**WHAT TO DO**
Return the listing below exactly, with the pictures dropped.
-- -- --
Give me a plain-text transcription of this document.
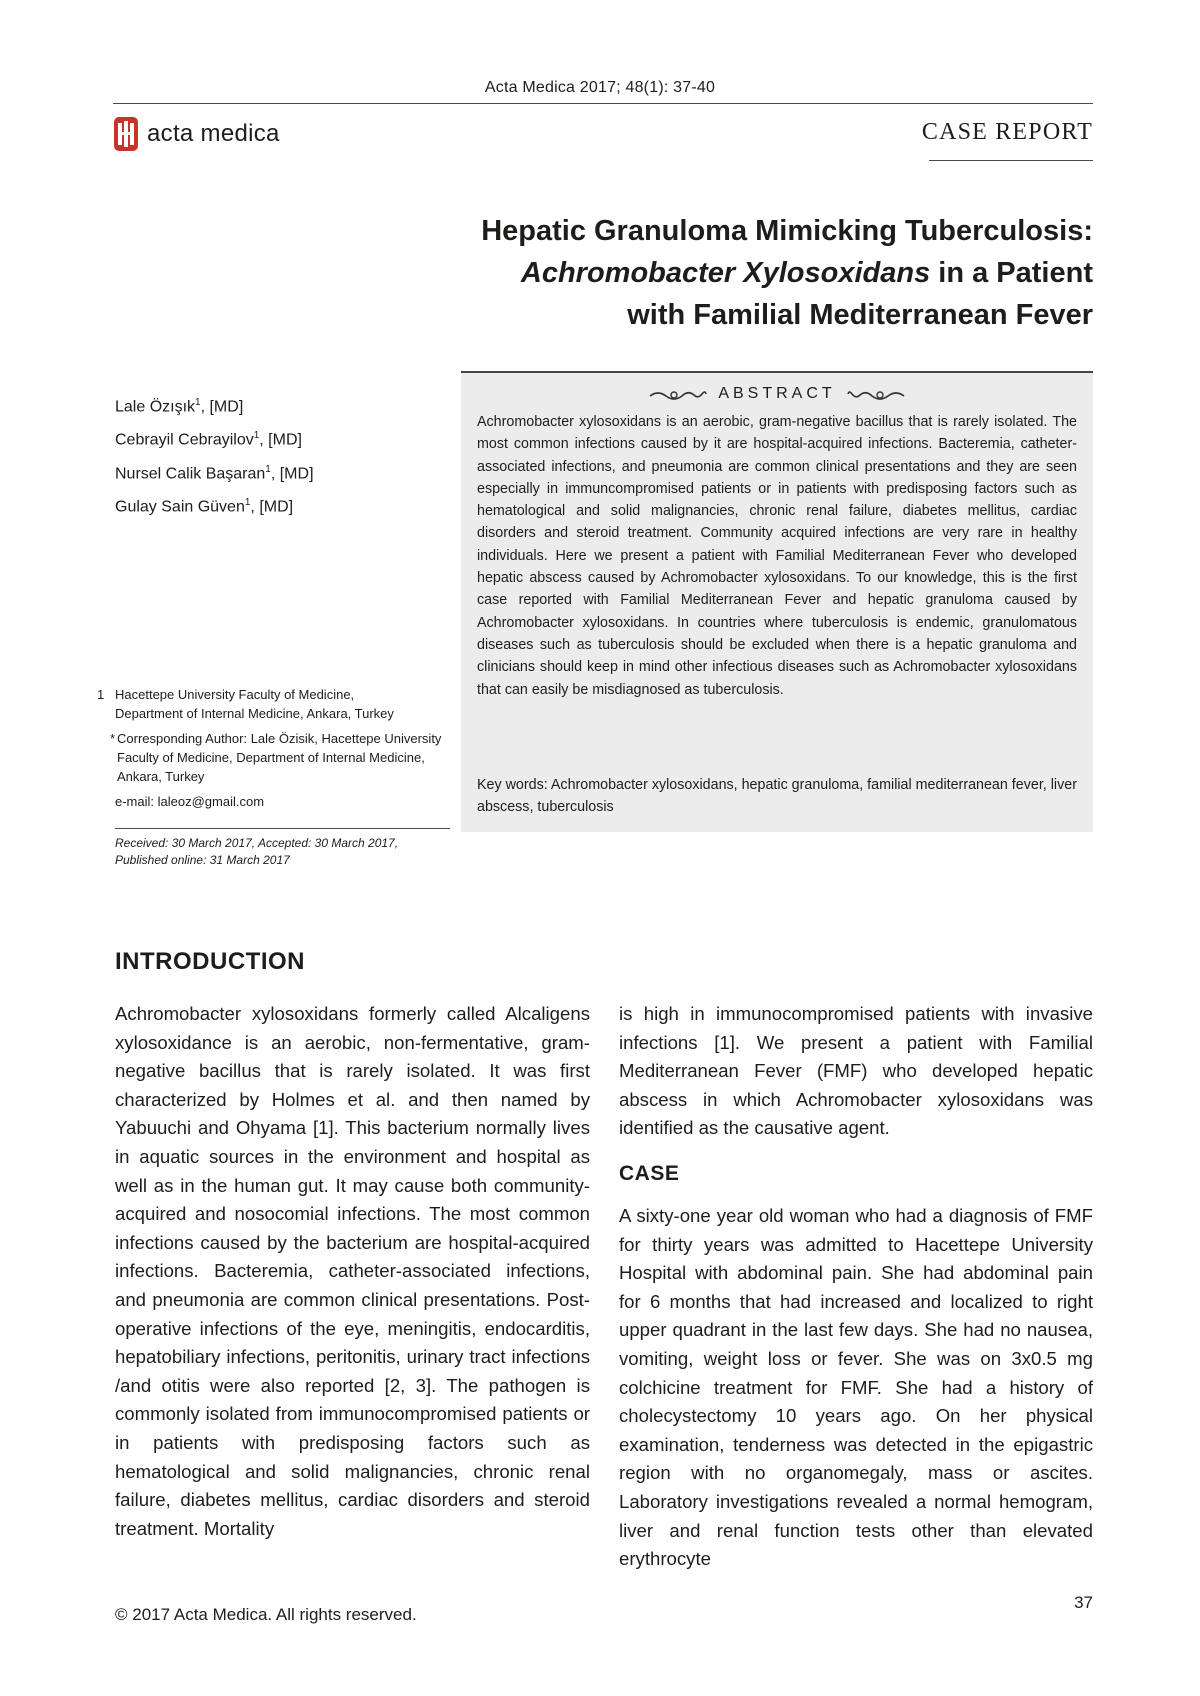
Acta Medica 2017; 48(1): 37-40
acta medica	CASE REPORT
Hepatic Granuloma Mimicking Tuberculosis:
Achromobacter Xylosoxidans in a Patient
with Familial Mediterranean Fever
Lale Özışık$^1$, [MD]
Cebrayil Cebrayilov$^1$, [MD]
Nursel Calik Başaran$^1$, [MD]
Gulay Sain Güven$^1$, [MD]
1 Hacettepe University Faculty of Medicine,
Department of Internal Medicine, Ankara, Turkey
* Corresponding Author: Lale Özisik, Hacettepe University Faculty of Medicine, Department of Internal Medicine, Ankara, Turkey
e-mail: laleoz@gmail.com
Received: 30 March 2017, Accepted: 30 March 2017,
Published online: 31 March 2017
ABSTRACT
Achromobacter xylosoxidans is an aerobic, gram-negative bacillus that is rarely isolated. The most common infections caused by it are hospital-acquired infections. Bacteremia, catheter-associated infections, and pneumonia are common clinical presentations and they are seen especially in immuncompromised patients or in patients with predisposing factors such as hematological and solid malignancies, chronic renal failure, diabetes mellitus, cardiac disorders and steroid treatment. Community acquired infections are very rare in healthy individuals. Here we present a patient with Familial Mediterranean Fever who developed hepatic abscess caused by Achromobacter xylosoxidans. To our knowledge, this is the first case reported with Familial Mediterranean Fever and hepatic granuloma caused by Achromobacter xylosoxidans. In countries where tuberculosis is endemic, granulomatous diseases such as tuberculosis should be excluded when there is a hepatic granuloma and clinicians should keep in mind other infectious diseases such as Achromobacter xylosoxidans that can easily be misdiagnosed as tuberculosis.
Key words: Achromobacter xylosoxidans, hepatic granuloma, familial mediterranean fever, liver abscess, tuberculosis
INTRODUCTION
Achromobacter xylosoxidans formerly called Alcaligens xylosoxidance is an aerobic, non-fermentative, gram-negative bacillus that is rarely isolated. It was first characterized by Holmes et al. and then named by Yabuuchi and Ohyama [1]. This bacterium normally lives in aquatic sources in the environment and hospital as well as in the human gut. It may cause both community-acquired and nosocomial infections. The most common infections caused by the bacterium are hospital-acquired infections. Bacteremia, catheter-associated infections, and pneumonia are common clinical presentations. Post-operative infections of the eye, meningitis, endocarditis, hepatobiliary infections, peritonitis, urinary tract infections /and otitis were also reported [2, 3]. The pathogen is commonly isolated from immunocompromised patients or in patients with predisposing factors such as hematological and solid malignancies, chronic renal failure, diabetes mellitus, cardiac disorders and steroid treatment. Mortality
is high in immunocompromised patients with invasive infections [1]. We present a patient with Familial Mediterranean Fever (FMF) who developed hepatic abscess in which Achromobacter xylosoxidans was identified as the causative agent.
CASE
A sixty-one year old woman who had a diagnosis of FMF for thirty years was admitted to Hacettepe University Hospital with abdominal pain. She had abdominal pain for 6 months that had increased and localized to right upper quadrant in the last few days. She had no nausea, vomiting, weight loss or fever. She was on 3x0.5 mg colchicine treatment for FMF. She had a history of cholecystectomy 10 years ago. On her physical examination, tenderness was detected in the epigastric region with no organomegaly, mass or ascites. Laboratory investigations revealed a normal hemogram, liver and renal function tests other than elevated erythrocyte
© 2017 Acta Medica. All rights reserved.
37
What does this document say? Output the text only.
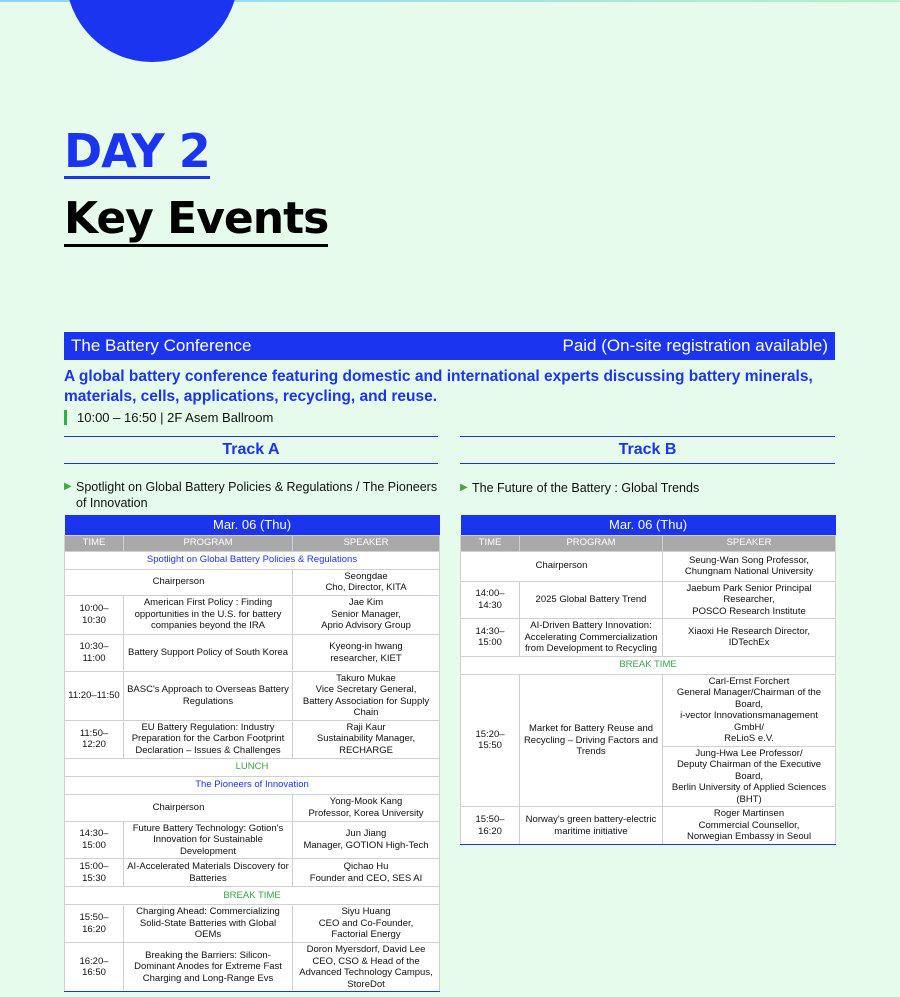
DAY 2
Key Events
The Battery Conference	Paid (On-site registration available)
A global battery conference featuring domestic and international experts discussing battery minerals, materials, cells, applications, recycling, and reuse.
10:00 – 16:50 | 2F Asem Ballroom
Track A
▶ Spotlight on Global Battery Policies & Regulations / The Pioneers of Innovation
Mar. 06 (Thu)		
TIME	PROGRAM	SPEAKER
Spotlight on Global Battery Policies & Regulations		
Chairperson		Seongdae
Cho, Director, KITA
10:00–10:30	American First Policy : Finding opportunities in the U.S. for battery companies beyond the IRA	Jae Kim
Senior Manager,
Aprio Advisory Group
10:30–11:00	Battery Support Policy of South Korea	Kyeong-in hwang
researcher, KIET
11:20–11:50	BASC's Approach to Overseas Battery Regulations	Takuro Mukae
Vice Secretary General,
Battery Association for Supply Chain
11:50–12:20	EU Battery Regulation: Industry Preparation for the Carbon Footprint Declaration – Issues & Challenges	Raji Kaur
Sustainability Manager,
RECHARGE
LUNCH		
The Pioneers of Innovation		
Chairperson		Yong-Mook Kang
Professor, Korea University
14:30–15:00	Future Battery Technology: Gotion's Innovation for Sustainable Development	Jun Jiang
Manager, GOTION High-Tech
15:00–15:30	AI-Accelerated Materials Discovery for Batteries	Qichao Hu
Founder and CEO, SES AI
BREAK TIME		
15:50–16:20	Charging Ahead: Commercializing Solid-State Batteries with Global OEMs	Siyu Huang
CEO and Co-Founder,
Factorial Energy
16:20–16:50	Breaking the Barriers: Silicon-Dominant Anodes for Extreme Fast Charging and Long-Range Evs	Doron Myersdorf, David Lee
CEO, CSO & Head of the Advanced Technology Campus,
StoreDot
Track B
▶ The Future of the Battery : Global Trends
Mar. 06 (Thu)		
TIME	PROGRAM	SPEAKER
Chairperson		Seung-Wan Song Professor,
Chungnam National University
14:00–14:30	2025 Global Battery Trend	Jaebum Park Senior Principal Researcher,
POSCO Research Institute
14:30–15:00	AI-Driven Battery Innovation: Accelerating Commercialization from Development to Recycling	Xiaoxi He Research Director,
IDTechEx
BREAK TIME		
15:20–15:50	Market for Battery Reuse and Recycling – Driving Factors and Trends	Carl-Ernst Forchert
General Manager/Chairman of the Board,
i-vector Innovationsmanagement GmbH/
ReLioS e.V.
		Jung-Hwa Lee Professor/
Deputy Chairman of the Executive Board,
Berlin University of Applied Sciences (BHT)
15:50–16:20	Norway's green battery-electric maritime initiative	Roger Martinsen
Commercial Counsellor,
Norwegian Embassy in Seoul
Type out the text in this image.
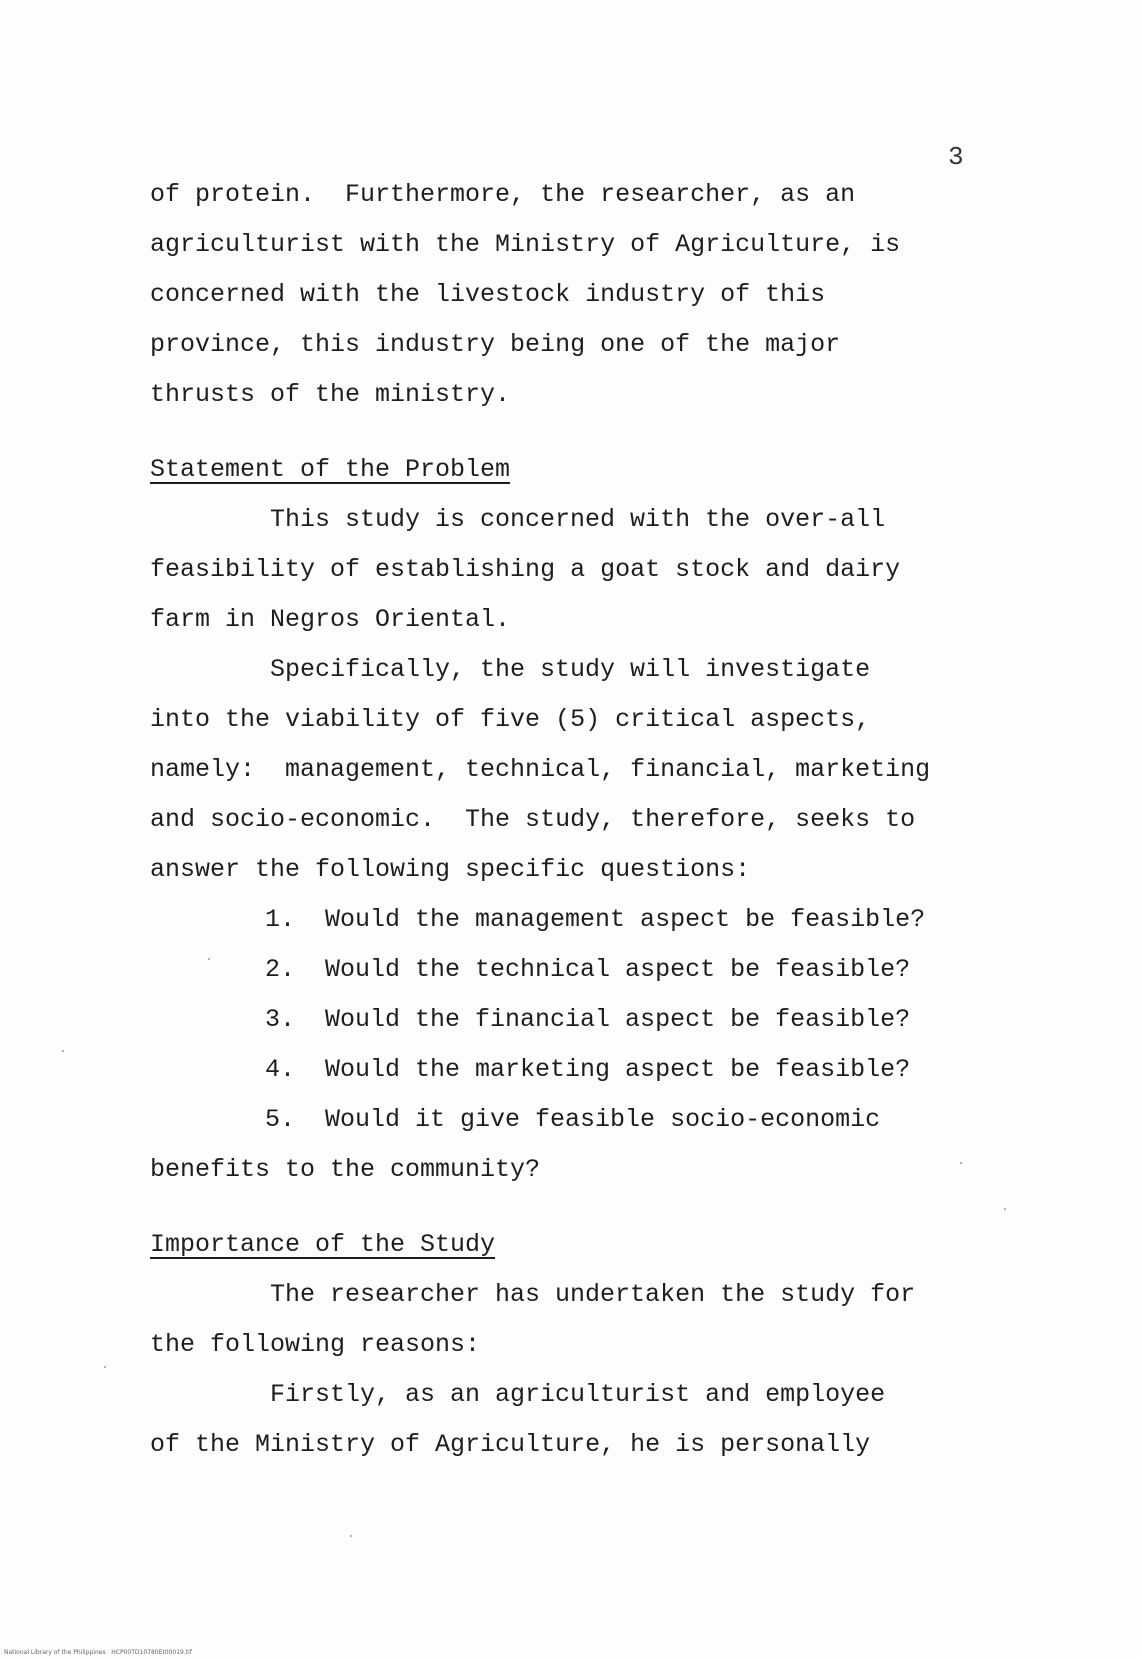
3

of protein.  Furthermore, the researcher, as an

agriculturist with the Ministry of Agriculture, is

concerned with the livestock industry of this

province, this industry being one of the major

thrusts of the ministry.

Statement of the Problem

This study is concerned with the over-all

feasibility of establishing a goat stock and dairy

farm in Negros Oriental.

Specifically, the study will investigate

into the viability of five (5) critical aspects,

namely:  management, technical, financial, marketing

and socio-economic.  The study, therefore, seeks to

answer the following specific questions:

1.  Would the management aspect be feasible?

2.  Would the technical aspect be feasible?

3.  Would the financial aspect be feasible?

4.  Would the marketing aspect be feasible?

5.  Would it give feasible socio-economic

benefits to the community?

Importance of the Study

The researcher has undertaken the study for

the following reasons:

Firstly, as an agriculturist and employee

of the Ministry of Agriculture, he is personally

National Library of the Philippines   HCP00TD10780Et00019.tif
-- -- --
**WRITTEN RESPONSE**
Give me a plain-text transcription of this document.
Acta Medica 2017; 48(1): 37-40
acta medica	CASE REPORT
Hepatic Granuloma Mimicking Tuberculosis:
Achromobacter Xylosoxidans in a Patient
with Familial Mediterranean Fever
Lale Özışık$^1$, [MD]
Cebrayil Cebrayilov$^1$, [MD]
Nursel Calik Başaran$^1$, [MD]
Gulay Sain Güven$^1$, [MD]
1 Hacettepe University Faculty of Medicine,
Department of Internal Medicine, Ankara, Turkey
* Corresponding Author: Lale Özisik, Hacettepe University Faculty of Medicine, Department of Internal Medicine, Ankara, Turkey
e-mail: laleoz@gmail.com
Received: 30 March 2017, Accepted: 30 March 2017,
Published online: 31 March 2017
ABSTRACT
Achromobacter xylosoxidans is an aerobic, gram-negative bacillus that is rarely isolated. The most common infections caused by it are hospital-acquired infections. Bacteremia, catheter-associated infections, and pneumonia are common clinical presentations and they are seen especially in immuncompromised patients or in patients with predisposing factors such as hematological and solid malignancies, chronic renal failure, diabetes mellitus, cardiac disorders and steroid treatment. Community acquired infections are very rare in healthy individuals. Here we present a patient with Familial Mediterranean Fever who developed hepatic abscess caused by Achromobacter xylosoxidans. To our knowledge, this is the first case reported with Familial Mediterranean Fever and hepatic granuloma caused by Achromobacter xylosoxidans. In countries where tuberculosis is endemic, granulomatous diseases such as tuberculosis should be excluded when there is a hepatic granuloma and clinicians should keep in mind other infectious diseases such as Achromobacter xylosoxidans that can easily be misdiagnosed as tuberculosis.
Key words: Achromobacter xylosoxidans, hepatic granuloma, familial mediterranean fever, liver abscess, tuberculosis
INTRODUCTION
Achromobacter xylosoxidans formerly called Alcaligens xylosoxidance is an aerobic, non-fermentative, gram-negative bacillus that is rarely isolated. It was first characterized by Holmes et al. and then named by Yabuuchi and Ohyama [1]. This bacterium normally lives in aquatic sources in the environment and hospital as well as in the human gut. It may cause both community-acquired and nosocomial infections. The most common infections caused by the bacterium are hospital-acquired infections. Bacteremia, catheter-associated infections, and pneumonia are common clinical presentations. Post-operative infections of the eye, meningitis, endocarditis, hepatobiliary infections, peritonitis, urinary tract infections /and otitis were also reported [2, 3]. The pathogen is commonly isolated from immunocompromised patients or in patients with predisposing factors such as hematological and solid malignancies, chronic renal failure, diabetes mellitus, cardiac disorders and steroid treatment. Mortality
is high in immunocompromised patients with invasive infections [1]. We present a patient with Familial Mediterranean Fever (FMF) who developed hepatic abscess in which Achromobacter xylosoxidans was identified as the causative agent.
CASE
A sixty-one year old woman who had a diagnosis of FMF for thirty years was admitted to Hacettepe University Hospital with abdominal pain. She had abdominal pain for 6 months that had increased and localized to right upper quadrant in the last few days. She had no nausea, vomiting, weight loss or fever. She was on 3x0.5 mg colchicine treatment for FMF. She had a history of cholecystectomy 10 years ago. On her physical examination, tenderness was detected in the epigastric region with no organomegaly, mass or ascites. Laboratory investigations revealed a normal hemogram, liver and renal function tests other than elevated erythrocyte
© 2017 Acta Medica. All rights reserved.
37
What does this document say? Output the text only.
DAY 2
Key Events
The Battery Conference	Paid (On-site registration available)
A global battery conference featuring domestic and international experts discussing battery minerals, materials, cells, applications, recycling, and reuse.
10:00 – 16:50 | 2F Asem Ballroom
Track A
▶ Spotlight on Global Battery Policies & Regulations / The Pioneers of Innovation
Mar. 06 (Thu)		
TIME	PROGRAM	SPEAKER
Spotlight on Global Battery Policies & Regulations		
Chairperson		Seongdae
Cho, Director, KITA
10:00–10:30	American First Policy : Finding opportunities in the U.S. for battery companies beyond the IRA	Jae Kim
Senior Manager,
Aprio Advisory Group
10:30–11:00	Battery Support Policy of South Korea	Kyeong-in hwang
researcher, KIET
11:20–11:50	BASC's Approach to Overseas Battery Regulations	Takuro Mukae
Vice Secretary General,
Battery Association for Supply Chain
11:50–12:20	EU Battery Regulation: Industry Preparation for the Carbon Footprint Declaration – Issues & Challenges	Raji Kaur
Sustainability Manager,
RECHARGE
LUNCH		
The Pioneers of Innovation		
Chairperson		Yong-Mook Kang
Professor, Korea University
14:30–15:00	Future Battery Technology: Gotion's Innovation for Sustainable Development	Jun Jiang
Manager, GOTION High-Tech
15:00–15:30	AI-Accelerated Materials Discovery for Batteries	Qichao Hu
Founder and CEO, SES AI
BREAK TIME		
15:50–16:20	Charging Ahead: Commercializing Solid-State Batteries with Global OEMs	Siyu Huang
CEO and Co-Founder,
Factorial Energy
16:20–16:50	Breaking the Barriers: Silicon-Dominant Anodes for Extreme Fast Charging and Long-Range Evs	Doron Myersdorf, David Lee
CEO, CSO & Head of the Advanced Technology Campus,
StoreDot
Track B
▶ The Future of the Battery : Global Trends
Mar. 06 (Thu)		
TIME	PROGRAM	SPEAKER
Chairperson		Seung-Wan Song Professor,
Chungnam National University
14:00–14:30	2025 Global Battery Trend	Jaebum Park Senior Principal Researcher,
POSCO Research Institute
14:30–15:00	AI-Driven Battery Innovation: Accelerating Commercialization from Development to Recycling	Xiaoxi He Research Director,
IDTechEx
BREAK TIME		
15:20–15:50	Market for Battery Reuse and Recycling – Driving Factors and Trends	Carl-Ernst Forchert
General Manager/Chairman of the Board,
i-vector Innovationsmanagement GmbH/
ReLioS e.V.
		Jung-Hwa Lee Professor/
Deputy Chairman of the Executive Board,
Berlin University of Applied Sciences (BHT)
15:50–16:20	Norway's green battery-electric maritime initiative	Roger Martinsen
Commercial Counsellor,
Norwegian Embassy in Seoul
Type out the text in this image.
3

of protein.  Furthermore, the researcher, as an

agriculturist with the Ministry of Agriculture, is

concerned with the livestock industry of this

province, this industry being one of the major

thrusts of the ministry.

Statement of the Problem

This study is concerned with the over-all

feasibility of establishing a goat stock and dairy

farm in Negros Oriental.

Specifically, the study will investigate

into the viability of five (5) critical aspects,

namely:  management, technical, financial, marketing

and socio-economic.  The study, therefore, seeks to

answer the following specific questions:

1.  Would the management aspect be feasible?

2.  Would the technical aspect be feasible?

3.  Would the financial aspect be feasible?

4.  Would the marketing aspect be feasible?

5.  Would it give feasible socio-economic

benefits to the community?

Importance of the Study

The researcher has undertaken the study for

the following reasons:

Firstly, as an agriculturist and employee

of the Ministry of Agriculture, he is personally

National Library of the Philippines   HCP00TD10780Et00019.tif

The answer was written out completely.